Direction: Search the records for the word "this" and report each line that has it.

Entries provided:
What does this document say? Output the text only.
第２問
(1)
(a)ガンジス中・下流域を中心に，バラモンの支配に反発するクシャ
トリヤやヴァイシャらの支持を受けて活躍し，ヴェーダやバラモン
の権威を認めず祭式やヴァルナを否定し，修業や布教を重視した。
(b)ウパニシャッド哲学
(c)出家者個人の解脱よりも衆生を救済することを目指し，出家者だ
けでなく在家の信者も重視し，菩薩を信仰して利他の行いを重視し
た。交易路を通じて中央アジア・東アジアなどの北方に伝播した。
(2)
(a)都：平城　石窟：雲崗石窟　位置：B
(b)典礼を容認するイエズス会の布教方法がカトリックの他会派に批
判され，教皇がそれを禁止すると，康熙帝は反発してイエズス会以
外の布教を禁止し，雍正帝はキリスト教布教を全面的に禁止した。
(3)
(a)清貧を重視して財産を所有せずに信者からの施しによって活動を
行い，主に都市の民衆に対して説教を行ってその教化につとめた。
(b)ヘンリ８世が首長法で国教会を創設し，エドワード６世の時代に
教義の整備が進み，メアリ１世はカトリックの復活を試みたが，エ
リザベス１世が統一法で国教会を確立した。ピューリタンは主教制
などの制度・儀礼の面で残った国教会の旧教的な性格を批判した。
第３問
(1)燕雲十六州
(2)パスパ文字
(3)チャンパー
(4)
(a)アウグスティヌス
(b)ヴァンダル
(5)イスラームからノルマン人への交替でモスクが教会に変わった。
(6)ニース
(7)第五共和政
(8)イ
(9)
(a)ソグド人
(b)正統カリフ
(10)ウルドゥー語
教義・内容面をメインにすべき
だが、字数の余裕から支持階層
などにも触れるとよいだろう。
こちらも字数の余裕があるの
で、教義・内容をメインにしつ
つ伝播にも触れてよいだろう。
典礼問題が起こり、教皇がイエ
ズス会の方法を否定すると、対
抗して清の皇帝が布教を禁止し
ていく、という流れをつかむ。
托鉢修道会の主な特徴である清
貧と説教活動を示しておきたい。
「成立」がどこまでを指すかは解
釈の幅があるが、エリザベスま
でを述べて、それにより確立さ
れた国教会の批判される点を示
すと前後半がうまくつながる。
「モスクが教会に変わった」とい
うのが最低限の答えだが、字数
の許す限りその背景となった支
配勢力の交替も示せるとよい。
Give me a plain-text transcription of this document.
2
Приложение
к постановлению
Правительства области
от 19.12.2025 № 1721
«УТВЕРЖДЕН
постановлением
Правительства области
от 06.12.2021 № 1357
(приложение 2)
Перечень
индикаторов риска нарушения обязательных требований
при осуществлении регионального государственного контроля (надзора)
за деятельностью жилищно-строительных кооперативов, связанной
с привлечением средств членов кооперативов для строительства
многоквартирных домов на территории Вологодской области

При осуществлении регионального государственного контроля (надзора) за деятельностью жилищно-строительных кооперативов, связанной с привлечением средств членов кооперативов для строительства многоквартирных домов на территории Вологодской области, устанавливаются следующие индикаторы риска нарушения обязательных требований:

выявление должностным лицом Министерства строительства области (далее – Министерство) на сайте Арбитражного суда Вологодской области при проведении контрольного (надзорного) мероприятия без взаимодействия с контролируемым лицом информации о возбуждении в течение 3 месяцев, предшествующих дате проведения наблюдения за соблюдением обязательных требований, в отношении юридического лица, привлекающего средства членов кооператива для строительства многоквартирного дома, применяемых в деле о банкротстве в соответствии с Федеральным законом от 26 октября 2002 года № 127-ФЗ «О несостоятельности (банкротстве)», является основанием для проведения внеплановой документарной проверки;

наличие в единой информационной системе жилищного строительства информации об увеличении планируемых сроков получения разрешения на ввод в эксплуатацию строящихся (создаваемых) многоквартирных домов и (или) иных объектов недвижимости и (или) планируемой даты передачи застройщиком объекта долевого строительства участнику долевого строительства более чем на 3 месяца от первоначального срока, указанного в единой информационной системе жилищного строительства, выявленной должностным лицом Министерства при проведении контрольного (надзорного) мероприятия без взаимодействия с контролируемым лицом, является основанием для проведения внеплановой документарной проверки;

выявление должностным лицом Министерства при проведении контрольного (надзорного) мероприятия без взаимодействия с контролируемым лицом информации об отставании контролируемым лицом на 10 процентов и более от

Result below:
What does this document say? Output the text only.
Give me a plain-text transcription of this document.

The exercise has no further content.